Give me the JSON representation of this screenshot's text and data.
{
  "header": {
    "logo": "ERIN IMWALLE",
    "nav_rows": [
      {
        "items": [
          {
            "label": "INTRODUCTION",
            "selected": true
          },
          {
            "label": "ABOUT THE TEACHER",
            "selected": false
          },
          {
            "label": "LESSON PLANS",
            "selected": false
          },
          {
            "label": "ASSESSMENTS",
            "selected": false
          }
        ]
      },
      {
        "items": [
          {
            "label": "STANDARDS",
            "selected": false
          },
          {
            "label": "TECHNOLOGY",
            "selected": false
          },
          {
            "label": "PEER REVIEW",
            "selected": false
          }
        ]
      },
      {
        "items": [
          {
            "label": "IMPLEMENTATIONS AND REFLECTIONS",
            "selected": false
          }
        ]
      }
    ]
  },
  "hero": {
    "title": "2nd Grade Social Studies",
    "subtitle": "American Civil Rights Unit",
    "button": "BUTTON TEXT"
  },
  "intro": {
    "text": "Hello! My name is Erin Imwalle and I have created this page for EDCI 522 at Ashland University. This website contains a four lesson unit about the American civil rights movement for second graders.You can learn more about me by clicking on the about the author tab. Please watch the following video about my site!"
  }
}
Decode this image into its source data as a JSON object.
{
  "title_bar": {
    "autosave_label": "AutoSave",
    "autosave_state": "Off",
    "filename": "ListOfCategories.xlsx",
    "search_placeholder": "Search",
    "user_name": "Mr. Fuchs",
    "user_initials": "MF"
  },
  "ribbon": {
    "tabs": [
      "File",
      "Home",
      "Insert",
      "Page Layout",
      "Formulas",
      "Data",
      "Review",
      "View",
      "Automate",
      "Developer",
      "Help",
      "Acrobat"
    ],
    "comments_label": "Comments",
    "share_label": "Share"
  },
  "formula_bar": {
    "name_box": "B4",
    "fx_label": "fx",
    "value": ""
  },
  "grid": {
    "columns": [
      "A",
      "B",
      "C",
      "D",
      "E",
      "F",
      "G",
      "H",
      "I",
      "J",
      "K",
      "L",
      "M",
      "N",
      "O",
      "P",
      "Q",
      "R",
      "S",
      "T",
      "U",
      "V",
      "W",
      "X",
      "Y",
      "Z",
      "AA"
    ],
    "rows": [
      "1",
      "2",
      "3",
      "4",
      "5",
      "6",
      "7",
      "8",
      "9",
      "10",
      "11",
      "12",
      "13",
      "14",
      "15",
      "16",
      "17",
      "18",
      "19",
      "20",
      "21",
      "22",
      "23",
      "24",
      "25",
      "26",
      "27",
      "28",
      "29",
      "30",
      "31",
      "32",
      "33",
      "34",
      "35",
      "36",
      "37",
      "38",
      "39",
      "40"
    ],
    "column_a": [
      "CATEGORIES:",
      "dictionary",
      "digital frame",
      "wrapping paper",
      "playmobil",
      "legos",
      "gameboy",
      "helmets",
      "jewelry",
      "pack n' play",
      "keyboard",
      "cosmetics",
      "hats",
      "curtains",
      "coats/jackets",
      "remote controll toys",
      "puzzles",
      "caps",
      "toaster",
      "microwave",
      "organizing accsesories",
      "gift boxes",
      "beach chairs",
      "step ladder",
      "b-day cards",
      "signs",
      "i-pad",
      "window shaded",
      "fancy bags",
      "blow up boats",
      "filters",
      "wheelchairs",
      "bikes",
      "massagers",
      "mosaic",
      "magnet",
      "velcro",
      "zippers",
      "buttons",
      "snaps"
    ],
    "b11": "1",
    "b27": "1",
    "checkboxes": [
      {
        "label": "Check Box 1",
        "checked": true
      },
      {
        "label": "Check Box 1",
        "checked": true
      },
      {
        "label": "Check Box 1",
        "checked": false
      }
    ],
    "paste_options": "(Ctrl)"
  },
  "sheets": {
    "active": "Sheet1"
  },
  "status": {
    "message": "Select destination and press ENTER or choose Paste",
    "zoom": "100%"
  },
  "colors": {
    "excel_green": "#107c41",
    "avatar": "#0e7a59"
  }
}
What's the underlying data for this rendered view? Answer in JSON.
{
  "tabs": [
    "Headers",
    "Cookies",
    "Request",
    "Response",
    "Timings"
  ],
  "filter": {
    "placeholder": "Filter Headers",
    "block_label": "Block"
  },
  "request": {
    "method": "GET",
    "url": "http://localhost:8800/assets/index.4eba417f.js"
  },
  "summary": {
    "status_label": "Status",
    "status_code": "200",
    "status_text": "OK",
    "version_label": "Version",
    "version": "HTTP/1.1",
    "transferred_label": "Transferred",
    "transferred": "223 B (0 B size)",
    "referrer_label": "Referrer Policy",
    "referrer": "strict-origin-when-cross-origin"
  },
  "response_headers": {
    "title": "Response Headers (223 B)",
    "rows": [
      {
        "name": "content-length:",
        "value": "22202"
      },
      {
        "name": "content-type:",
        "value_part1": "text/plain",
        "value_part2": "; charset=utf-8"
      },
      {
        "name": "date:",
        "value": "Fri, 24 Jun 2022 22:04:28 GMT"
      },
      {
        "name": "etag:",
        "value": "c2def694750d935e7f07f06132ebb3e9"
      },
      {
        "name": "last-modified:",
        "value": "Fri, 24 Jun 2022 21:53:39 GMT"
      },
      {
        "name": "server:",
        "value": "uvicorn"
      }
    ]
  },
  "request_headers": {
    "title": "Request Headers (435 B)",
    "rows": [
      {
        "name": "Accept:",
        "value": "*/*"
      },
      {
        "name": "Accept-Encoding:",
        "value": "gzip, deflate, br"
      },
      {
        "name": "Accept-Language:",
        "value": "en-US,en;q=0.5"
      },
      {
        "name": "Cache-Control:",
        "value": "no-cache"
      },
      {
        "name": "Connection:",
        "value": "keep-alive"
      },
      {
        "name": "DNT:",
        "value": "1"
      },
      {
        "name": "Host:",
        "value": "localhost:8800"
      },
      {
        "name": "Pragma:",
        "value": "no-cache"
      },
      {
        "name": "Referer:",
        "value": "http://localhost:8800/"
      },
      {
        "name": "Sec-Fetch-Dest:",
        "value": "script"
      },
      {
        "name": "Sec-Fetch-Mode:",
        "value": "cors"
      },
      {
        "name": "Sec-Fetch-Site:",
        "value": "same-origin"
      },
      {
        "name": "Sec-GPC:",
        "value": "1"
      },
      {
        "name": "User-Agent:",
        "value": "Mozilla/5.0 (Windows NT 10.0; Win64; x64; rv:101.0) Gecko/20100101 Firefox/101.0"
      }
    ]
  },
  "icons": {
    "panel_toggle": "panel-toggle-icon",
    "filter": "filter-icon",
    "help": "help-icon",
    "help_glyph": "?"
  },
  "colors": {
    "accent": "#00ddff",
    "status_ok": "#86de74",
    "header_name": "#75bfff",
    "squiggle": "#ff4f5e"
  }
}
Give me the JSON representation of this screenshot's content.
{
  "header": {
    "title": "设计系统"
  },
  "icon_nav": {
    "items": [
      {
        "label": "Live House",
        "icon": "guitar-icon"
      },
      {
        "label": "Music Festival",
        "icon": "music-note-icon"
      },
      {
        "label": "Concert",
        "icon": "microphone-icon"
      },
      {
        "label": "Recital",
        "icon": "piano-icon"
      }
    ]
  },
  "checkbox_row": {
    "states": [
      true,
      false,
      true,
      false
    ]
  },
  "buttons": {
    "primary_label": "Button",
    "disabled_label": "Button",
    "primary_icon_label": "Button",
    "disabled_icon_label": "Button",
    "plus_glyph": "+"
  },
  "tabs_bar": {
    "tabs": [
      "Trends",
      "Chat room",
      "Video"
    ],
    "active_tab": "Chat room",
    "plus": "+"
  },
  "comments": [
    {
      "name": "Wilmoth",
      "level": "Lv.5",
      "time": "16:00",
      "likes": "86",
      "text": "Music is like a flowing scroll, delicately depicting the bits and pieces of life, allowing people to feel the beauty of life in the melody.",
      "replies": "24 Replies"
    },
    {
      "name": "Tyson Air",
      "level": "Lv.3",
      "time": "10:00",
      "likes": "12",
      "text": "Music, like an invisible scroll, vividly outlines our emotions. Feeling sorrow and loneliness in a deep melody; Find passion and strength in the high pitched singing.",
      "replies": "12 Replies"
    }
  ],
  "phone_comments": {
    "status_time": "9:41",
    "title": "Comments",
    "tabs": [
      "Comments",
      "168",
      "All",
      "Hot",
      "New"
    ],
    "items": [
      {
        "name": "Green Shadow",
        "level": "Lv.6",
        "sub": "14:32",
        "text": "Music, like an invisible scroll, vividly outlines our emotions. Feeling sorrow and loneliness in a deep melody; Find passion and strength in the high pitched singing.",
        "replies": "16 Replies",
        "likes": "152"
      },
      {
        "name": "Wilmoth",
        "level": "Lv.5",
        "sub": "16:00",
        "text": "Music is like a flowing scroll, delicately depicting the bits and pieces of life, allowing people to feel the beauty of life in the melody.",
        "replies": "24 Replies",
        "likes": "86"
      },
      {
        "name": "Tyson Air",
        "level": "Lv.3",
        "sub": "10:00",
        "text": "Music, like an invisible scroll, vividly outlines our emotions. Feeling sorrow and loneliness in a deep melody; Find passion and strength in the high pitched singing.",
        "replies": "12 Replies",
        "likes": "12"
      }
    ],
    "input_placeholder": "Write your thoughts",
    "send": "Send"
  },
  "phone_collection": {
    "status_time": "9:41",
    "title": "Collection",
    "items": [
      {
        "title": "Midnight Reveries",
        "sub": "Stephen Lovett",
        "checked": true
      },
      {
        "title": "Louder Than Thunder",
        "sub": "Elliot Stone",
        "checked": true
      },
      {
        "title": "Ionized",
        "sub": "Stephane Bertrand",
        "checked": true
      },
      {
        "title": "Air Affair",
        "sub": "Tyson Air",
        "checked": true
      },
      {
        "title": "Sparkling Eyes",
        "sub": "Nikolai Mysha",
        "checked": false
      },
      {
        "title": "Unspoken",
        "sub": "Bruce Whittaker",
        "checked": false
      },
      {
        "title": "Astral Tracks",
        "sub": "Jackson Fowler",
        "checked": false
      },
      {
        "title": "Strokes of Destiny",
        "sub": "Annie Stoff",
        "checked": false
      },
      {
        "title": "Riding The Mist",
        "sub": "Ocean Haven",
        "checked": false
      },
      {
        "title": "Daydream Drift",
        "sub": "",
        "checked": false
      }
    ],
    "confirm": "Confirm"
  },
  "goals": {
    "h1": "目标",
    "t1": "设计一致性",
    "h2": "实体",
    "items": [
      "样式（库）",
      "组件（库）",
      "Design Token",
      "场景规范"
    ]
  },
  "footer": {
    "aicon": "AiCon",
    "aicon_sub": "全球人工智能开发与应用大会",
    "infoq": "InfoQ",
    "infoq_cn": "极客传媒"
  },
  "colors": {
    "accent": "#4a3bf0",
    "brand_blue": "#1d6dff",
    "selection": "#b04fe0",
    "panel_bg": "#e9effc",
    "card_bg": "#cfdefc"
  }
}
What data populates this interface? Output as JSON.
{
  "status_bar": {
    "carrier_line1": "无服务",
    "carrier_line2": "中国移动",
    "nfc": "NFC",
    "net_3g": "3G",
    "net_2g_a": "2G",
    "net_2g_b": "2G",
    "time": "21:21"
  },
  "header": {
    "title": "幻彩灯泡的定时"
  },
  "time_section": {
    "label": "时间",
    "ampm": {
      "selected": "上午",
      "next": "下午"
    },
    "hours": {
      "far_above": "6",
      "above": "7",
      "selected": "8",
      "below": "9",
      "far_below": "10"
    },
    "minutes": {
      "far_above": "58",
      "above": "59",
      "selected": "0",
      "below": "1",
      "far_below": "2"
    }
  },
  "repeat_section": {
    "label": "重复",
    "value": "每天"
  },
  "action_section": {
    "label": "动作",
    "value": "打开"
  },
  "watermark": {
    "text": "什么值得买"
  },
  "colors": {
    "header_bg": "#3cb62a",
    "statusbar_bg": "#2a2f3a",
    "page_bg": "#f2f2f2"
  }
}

-*-

▶ [WHAT THE EXERCISE ASKS]
Tally the lines in the listing that hold "Fetch" and report the number alone.

▶ [TASK OUTPUT]
3